═══ Provided data ═══
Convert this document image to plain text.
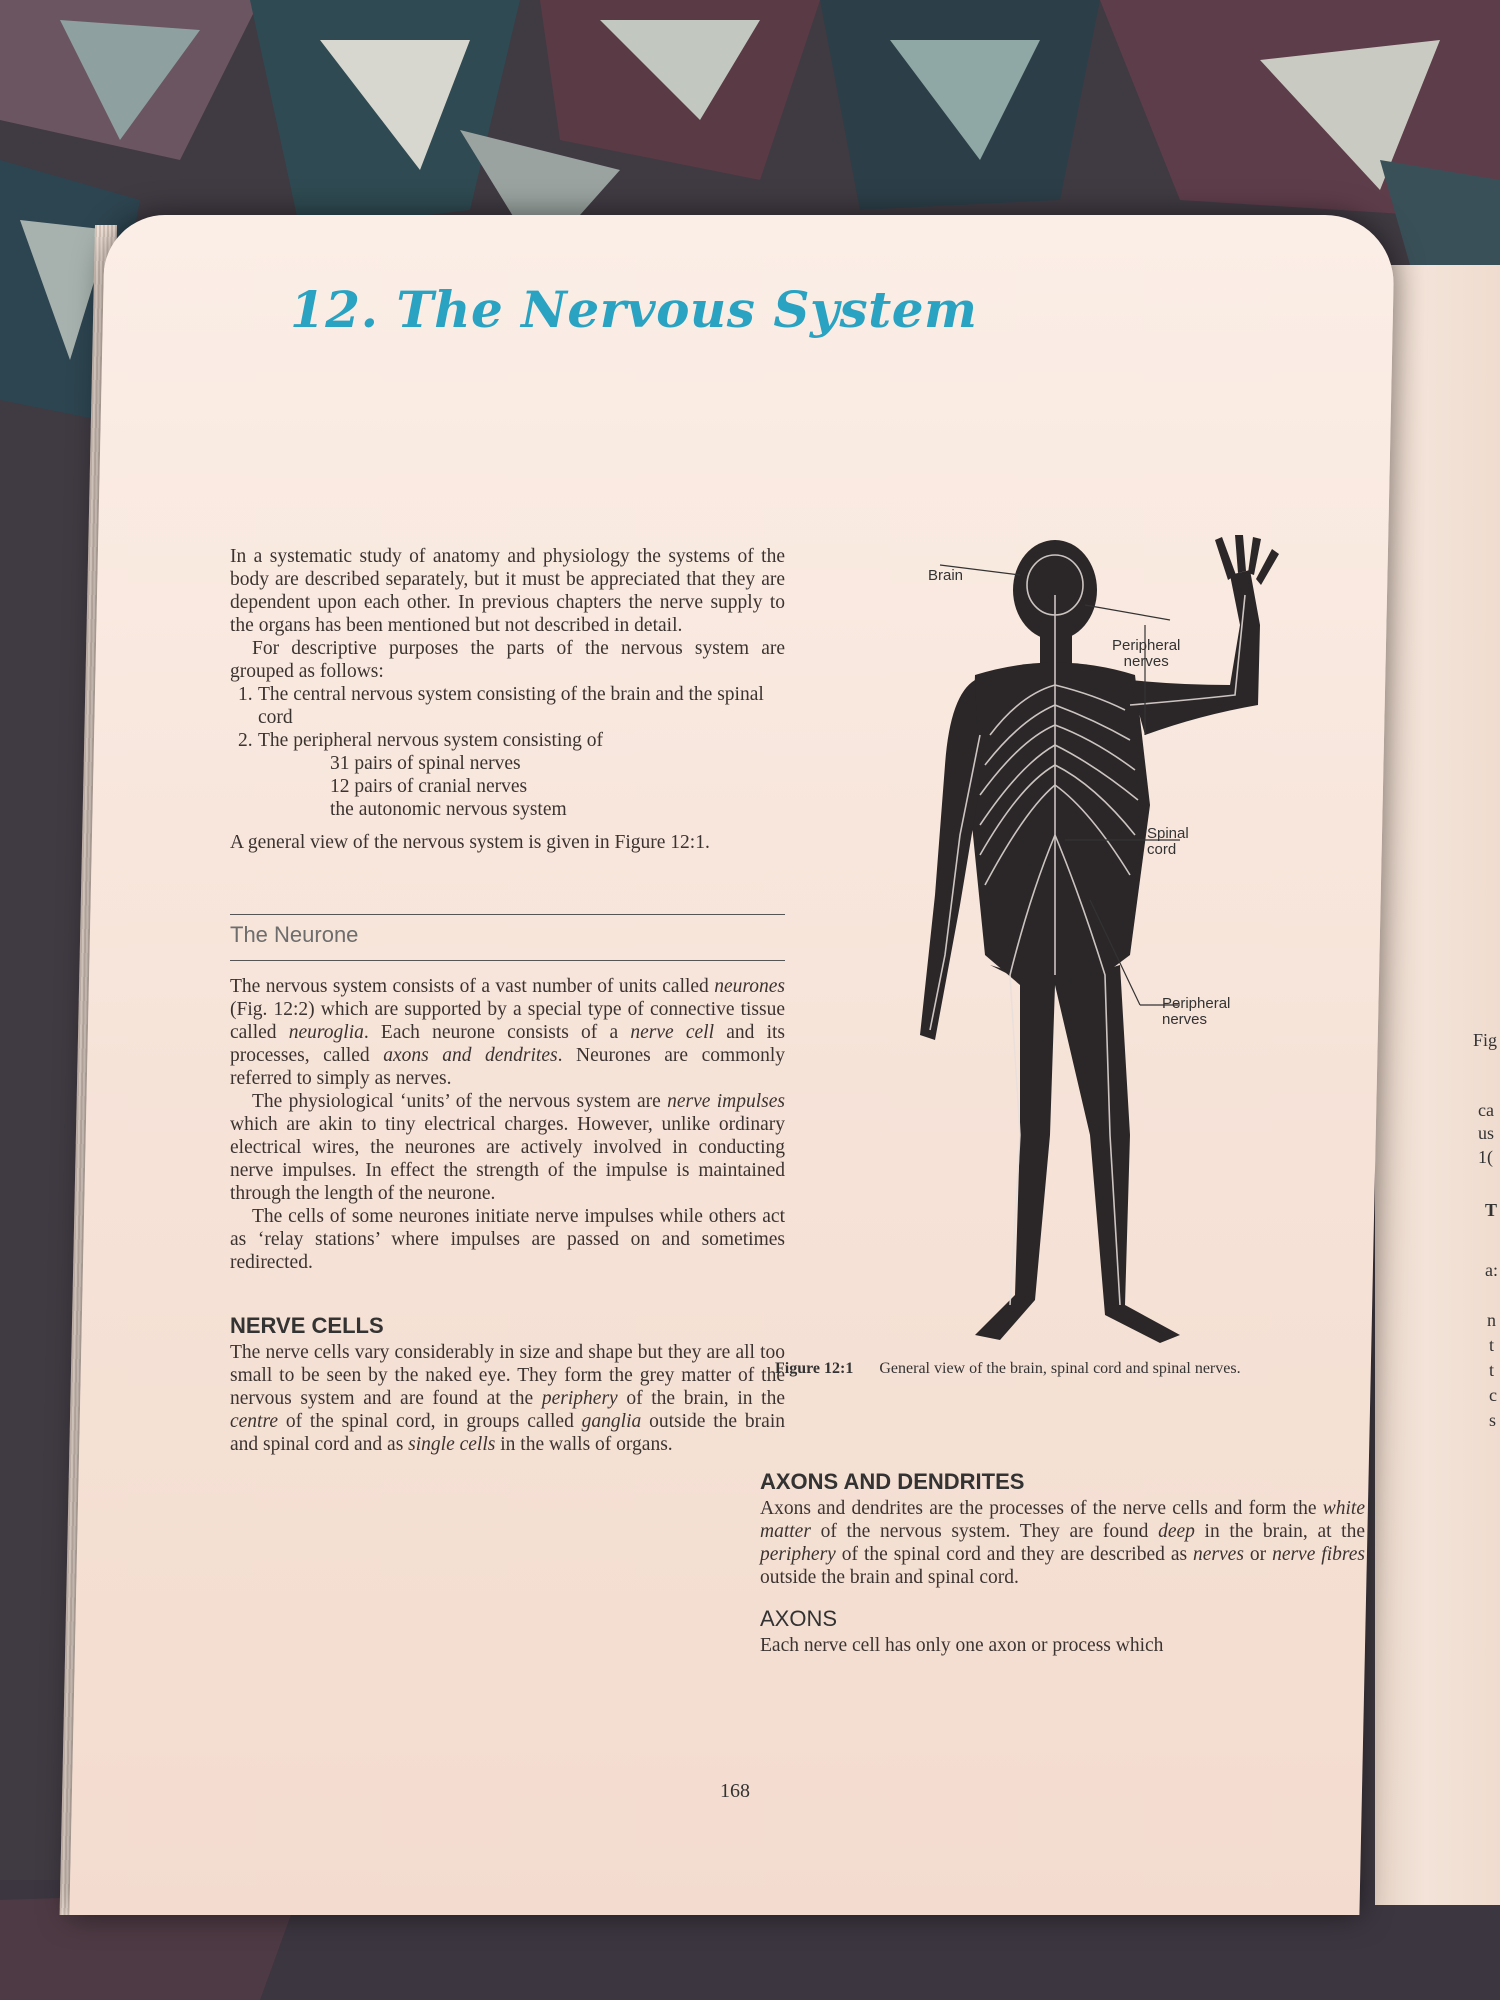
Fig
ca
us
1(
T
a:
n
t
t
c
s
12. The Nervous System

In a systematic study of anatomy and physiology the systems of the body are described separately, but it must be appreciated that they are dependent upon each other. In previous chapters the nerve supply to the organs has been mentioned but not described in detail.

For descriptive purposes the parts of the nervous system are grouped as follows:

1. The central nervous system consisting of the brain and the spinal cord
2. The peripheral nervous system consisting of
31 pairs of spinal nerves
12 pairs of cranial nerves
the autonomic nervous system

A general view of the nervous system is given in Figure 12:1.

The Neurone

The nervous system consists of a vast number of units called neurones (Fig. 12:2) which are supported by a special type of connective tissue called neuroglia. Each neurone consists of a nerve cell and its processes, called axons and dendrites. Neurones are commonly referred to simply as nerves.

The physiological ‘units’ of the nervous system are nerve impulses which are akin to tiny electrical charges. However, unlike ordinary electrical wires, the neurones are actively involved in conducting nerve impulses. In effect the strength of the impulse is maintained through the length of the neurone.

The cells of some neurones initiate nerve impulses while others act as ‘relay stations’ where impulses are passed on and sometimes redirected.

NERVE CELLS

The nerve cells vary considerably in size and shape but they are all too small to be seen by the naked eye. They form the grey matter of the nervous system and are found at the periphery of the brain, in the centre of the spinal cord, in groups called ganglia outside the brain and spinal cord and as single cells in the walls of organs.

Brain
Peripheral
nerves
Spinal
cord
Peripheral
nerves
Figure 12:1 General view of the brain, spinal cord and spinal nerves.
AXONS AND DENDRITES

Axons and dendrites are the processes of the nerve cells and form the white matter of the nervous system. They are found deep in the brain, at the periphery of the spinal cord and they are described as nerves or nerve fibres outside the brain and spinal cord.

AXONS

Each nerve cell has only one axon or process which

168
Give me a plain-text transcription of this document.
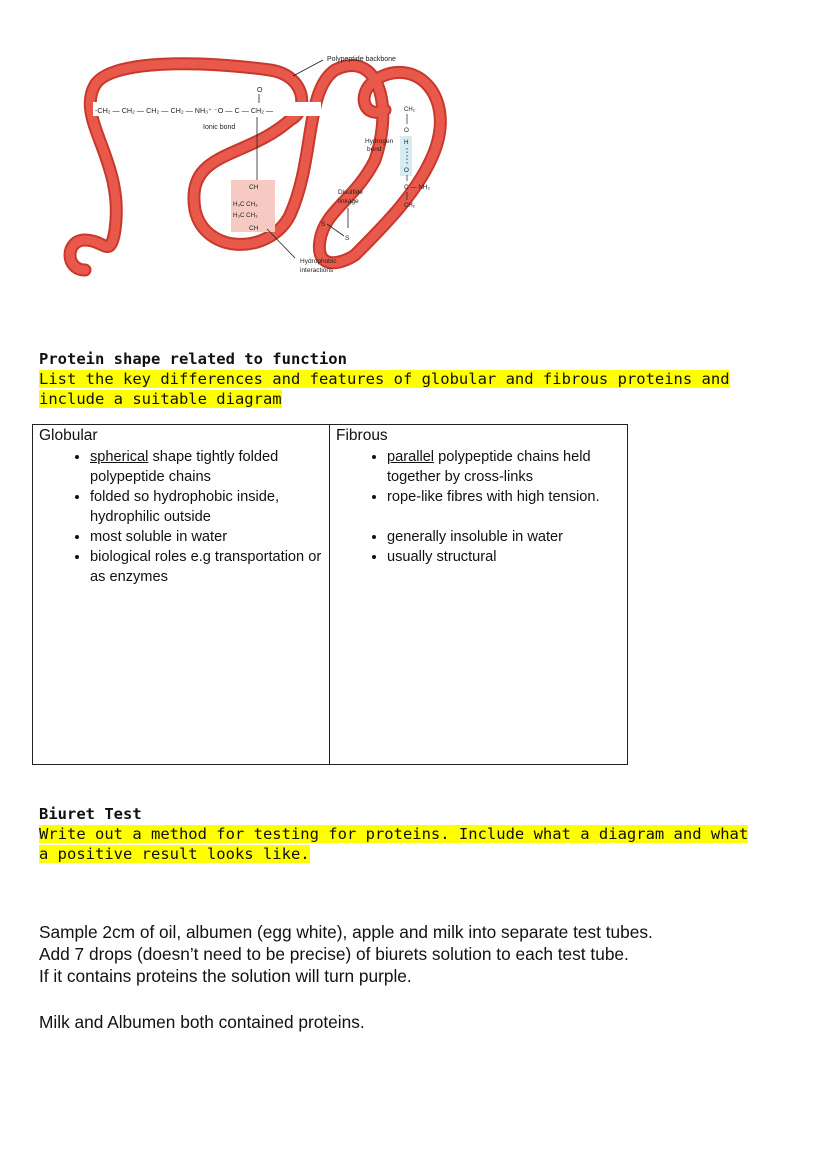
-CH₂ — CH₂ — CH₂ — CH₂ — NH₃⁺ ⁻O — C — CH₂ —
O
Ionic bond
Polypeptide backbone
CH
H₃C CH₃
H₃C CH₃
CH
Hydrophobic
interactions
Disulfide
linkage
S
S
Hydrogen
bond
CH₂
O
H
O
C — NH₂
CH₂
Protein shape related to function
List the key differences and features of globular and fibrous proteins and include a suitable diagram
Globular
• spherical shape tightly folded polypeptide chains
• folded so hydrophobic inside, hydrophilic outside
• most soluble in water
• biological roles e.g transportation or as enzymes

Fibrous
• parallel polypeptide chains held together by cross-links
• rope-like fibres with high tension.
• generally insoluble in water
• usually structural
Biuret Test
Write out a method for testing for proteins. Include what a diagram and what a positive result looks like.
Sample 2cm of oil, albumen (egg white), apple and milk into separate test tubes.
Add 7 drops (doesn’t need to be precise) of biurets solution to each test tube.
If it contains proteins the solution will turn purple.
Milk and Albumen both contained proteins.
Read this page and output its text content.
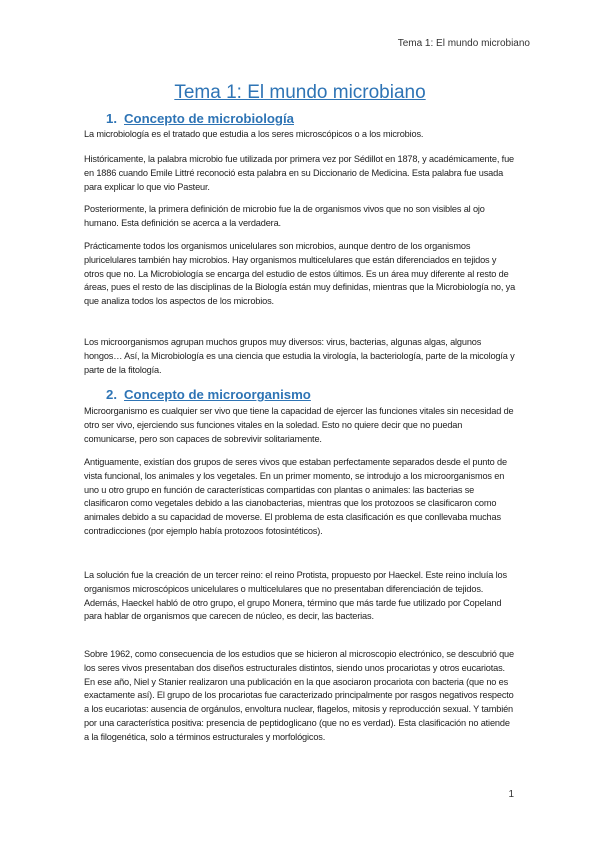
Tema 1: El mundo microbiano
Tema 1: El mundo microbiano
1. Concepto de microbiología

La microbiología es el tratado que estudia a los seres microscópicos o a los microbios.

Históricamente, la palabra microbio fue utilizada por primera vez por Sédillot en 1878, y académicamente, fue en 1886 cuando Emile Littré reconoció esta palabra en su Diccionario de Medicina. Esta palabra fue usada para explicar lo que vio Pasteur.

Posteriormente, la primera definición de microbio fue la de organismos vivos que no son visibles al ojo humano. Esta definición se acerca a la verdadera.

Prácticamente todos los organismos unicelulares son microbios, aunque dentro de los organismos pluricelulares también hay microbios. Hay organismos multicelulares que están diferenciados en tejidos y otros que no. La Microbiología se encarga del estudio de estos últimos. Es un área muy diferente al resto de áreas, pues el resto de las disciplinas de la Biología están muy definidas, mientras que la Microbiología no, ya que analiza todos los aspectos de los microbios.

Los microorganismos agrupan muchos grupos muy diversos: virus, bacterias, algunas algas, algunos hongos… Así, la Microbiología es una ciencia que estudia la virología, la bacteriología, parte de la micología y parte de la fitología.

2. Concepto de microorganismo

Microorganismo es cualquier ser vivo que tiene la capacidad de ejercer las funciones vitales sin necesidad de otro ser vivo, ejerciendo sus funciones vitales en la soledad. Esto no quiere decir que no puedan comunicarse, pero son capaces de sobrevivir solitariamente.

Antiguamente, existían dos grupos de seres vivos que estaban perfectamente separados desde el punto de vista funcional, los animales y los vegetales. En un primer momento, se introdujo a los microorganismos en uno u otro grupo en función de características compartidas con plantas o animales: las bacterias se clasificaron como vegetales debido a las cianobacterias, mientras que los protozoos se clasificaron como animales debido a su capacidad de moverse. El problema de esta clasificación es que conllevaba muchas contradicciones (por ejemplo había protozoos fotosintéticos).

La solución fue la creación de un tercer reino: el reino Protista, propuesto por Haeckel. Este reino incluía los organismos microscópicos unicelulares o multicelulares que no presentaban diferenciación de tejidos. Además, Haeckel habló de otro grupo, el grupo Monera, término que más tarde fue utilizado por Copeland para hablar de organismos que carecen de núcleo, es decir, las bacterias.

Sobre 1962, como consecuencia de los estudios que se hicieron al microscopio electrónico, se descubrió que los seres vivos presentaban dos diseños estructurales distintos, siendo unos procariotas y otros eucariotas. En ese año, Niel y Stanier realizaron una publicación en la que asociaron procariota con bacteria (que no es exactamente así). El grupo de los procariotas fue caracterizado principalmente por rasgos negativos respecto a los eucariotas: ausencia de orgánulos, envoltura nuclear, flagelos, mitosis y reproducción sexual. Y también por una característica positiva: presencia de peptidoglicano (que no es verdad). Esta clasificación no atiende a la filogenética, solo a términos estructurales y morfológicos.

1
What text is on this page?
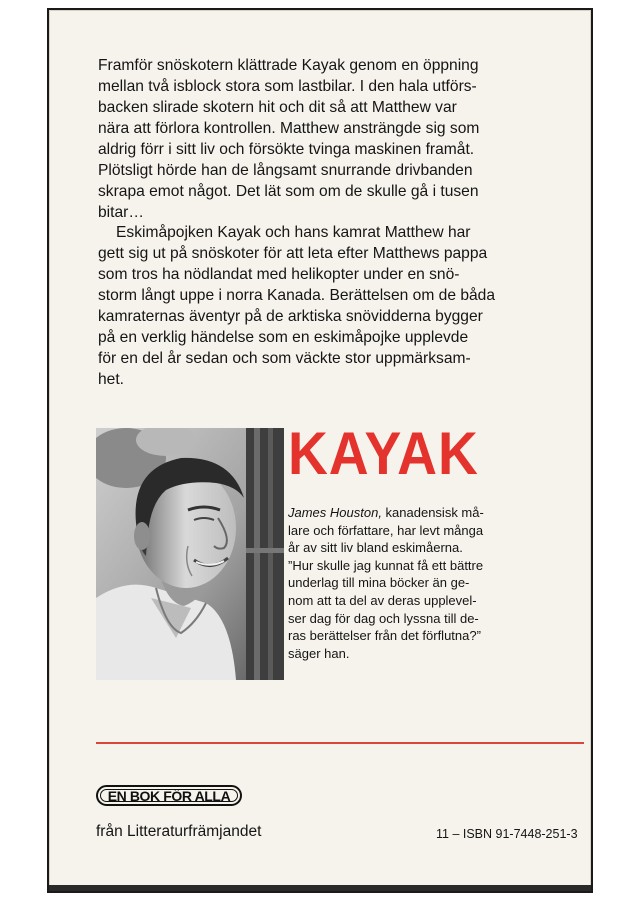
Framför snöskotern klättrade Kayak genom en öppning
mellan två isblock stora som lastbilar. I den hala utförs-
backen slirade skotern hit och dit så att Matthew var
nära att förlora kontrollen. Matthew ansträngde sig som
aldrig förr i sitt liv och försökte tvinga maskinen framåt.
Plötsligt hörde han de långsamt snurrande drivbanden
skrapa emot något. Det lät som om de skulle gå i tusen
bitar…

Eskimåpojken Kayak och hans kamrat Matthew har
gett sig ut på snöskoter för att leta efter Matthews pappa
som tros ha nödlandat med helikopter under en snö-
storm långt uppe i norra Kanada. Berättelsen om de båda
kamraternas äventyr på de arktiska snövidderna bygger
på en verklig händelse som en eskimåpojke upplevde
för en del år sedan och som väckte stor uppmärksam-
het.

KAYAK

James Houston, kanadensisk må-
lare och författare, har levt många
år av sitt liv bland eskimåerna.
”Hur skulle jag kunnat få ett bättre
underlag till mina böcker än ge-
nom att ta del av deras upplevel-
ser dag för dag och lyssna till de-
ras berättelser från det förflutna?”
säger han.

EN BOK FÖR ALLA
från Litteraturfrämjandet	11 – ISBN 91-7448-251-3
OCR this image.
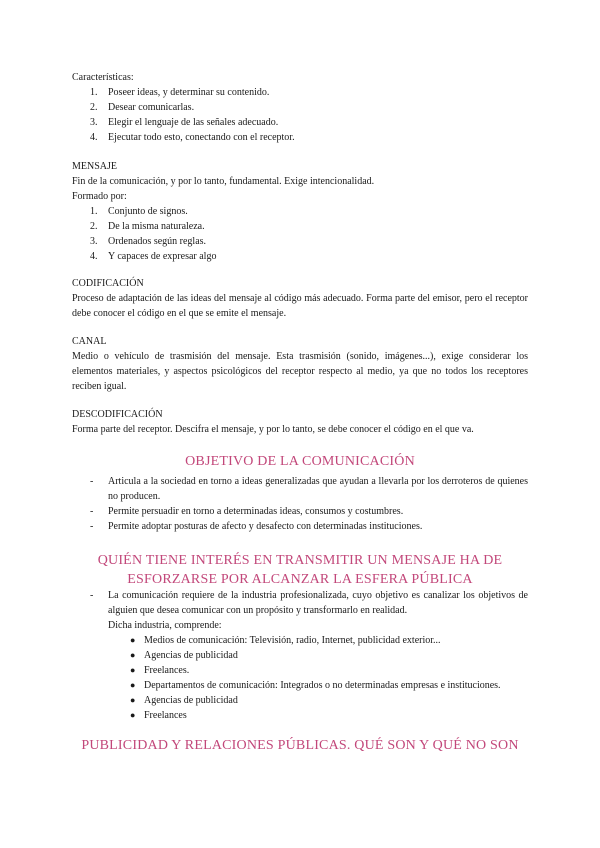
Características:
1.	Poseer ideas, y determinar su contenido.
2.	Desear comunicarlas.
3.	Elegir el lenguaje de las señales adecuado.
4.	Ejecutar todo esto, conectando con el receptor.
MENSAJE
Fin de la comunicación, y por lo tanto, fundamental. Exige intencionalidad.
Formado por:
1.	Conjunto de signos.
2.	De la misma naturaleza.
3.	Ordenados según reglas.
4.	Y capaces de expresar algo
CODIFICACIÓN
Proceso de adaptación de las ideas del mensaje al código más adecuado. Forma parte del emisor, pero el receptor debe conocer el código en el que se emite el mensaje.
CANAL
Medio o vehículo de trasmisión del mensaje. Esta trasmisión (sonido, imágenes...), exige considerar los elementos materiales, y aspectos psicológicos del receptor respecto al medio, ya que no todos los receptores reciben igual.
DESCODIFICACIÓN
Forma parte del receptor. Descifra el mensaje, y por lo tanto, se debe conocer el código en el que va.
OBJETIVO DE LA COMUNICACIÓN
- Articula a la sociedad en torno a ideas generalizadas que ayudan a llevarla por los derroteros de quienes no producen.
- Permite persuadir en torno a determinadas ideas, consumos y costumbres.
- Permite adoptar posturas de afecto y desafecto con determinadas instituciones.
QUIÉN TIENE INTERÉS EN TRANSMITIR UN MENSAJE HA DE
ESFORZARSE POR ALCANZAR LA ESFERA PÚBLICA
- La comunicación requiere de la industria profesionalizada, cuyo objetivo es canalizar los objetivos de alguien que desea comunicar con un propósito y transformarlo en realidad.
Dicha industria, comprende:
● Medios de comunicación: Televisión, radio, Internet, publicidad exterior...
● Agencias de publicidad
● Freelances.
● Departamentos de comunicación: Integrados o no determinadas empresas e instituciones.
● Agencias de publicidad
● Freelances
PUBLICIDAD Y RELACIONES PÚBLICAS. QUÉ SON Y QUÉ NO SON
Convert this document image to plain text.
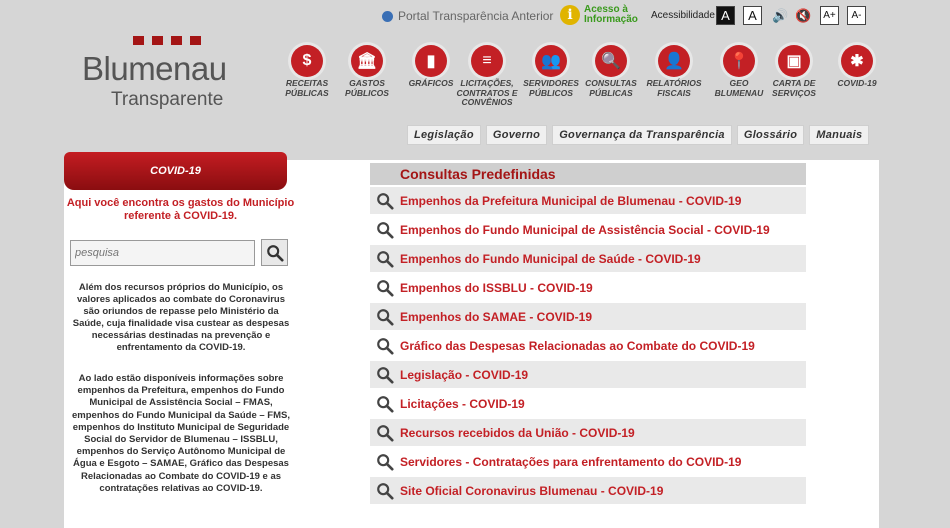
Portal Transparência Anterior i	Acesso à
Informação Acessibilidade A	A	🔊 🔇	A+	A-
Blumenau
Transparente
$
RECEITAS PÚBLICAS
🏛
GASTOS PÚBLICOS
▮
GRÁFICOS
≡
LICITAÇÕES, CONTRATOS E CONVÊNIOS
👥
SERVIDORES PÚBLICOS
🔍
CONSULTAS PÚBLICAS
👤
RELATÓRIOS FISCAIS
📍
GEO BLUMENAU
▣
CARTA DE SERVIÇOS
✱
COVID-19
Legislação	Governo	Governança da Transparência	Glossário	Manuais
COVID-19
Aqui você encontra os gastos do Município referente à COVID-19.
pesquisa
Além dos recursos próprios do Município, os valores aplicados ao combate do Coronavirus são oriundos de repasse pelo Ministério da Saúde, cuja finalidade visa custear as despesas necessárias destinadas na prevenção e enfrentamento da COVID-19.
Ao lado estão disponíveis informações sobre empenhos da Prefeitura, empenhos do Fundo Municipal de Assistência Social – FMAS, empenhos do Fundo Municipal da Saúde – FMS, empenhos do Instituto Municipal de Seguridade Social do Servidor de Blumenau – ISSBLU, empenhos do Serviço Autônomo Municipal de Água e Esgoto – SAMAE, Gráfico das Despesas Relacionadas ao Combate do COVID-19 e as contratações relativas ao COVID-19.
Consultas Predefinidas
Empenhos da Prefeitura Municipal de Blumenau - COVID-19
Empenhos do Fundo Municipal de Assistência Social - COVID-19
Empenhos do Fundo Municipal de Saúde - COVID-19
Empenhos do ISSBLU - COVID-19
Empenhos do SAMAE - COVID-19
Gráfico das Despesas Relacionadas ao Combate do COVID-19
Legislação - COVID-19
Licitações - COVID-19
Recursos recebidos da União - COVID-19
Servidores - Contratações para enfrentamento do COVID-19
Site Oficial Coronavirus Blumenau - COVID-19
═══
▸ **Directions for this task**
Report all lines of the data above that include the string "Legislação".

▸ **Final answer**
Legislação	Governo	Governança da Transparência	Glossário	Manuais
Legislação - COVID-19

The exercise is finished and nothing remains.